Of the lines in the records that follow, how many include the word "Vacuuming"? Answer with a bare number.

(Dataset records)
---

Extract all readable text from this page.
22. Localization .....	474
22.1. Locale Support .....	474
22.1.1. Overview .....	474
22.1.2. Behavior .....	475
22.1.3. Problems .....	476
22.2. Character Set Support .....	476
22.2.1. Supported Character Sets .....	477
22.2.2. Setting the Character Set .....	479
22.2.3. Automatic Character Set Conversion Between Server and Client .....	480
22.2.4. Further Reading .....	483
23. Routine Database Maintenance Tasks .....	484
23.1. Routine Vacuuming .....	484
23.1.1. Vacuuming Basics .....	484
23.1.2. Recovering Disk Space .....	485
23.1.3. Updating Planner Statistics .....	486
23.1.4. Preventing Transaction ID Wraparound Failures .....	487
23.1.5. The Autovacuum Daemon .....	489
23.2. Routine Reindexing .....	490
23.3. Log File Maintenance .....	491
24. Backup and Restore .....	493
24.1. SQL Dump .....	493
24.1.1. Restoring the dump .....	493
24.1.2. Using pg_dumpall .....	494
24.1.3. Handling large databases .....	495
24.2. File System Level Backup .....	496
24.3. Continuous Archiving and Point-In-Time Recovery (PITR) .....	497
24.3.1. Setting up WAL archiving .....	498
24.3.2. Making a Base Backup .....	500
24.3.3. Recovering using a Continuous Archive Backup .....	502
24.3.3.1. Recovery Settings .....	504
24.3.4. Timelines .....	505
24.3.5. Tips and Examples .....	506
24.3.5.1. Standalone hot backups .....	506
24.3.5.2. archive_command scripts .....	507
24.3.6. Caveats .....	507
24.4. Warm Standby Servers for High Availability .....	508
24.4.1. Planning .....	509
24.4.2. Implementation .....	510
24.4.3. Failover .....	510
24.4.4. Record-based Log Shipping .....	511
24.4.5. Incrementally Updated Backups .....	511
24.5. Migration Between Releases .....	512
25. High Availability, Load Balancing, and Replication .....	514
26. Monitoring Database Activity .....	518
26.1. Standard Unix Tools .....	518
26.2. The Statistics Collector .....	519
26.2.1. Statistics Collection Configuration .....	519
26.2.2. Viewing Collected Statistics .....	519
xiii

---

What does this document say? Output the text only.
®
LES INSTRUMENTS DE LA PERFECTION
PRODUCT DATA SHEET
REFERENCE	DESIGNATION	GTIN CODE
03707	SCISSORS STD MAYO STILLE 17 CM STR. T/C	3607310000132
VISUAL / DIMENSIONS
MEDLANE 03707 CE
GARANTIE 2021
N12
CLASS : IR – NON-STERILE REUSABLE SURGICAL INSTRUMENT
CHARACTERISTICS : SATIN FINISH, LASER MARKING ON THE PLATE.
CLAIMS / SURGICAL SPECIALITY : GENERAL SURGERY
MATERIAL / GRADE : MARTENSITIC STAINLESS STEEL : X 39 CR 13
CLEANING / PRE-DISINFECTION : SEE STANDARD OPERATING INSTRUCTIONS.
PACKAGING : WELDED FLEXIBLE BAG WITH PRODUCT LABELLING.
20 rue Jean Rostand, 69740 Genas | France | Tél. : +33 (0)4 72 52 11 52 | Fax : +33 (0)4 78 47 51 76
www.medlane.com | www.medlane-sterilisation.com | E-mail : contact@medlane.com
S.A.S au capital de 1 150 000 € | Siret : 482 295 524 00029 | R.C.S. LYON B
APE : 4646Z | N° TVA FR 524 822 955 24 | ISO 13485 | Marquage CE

---

**Result for this exercise:** 2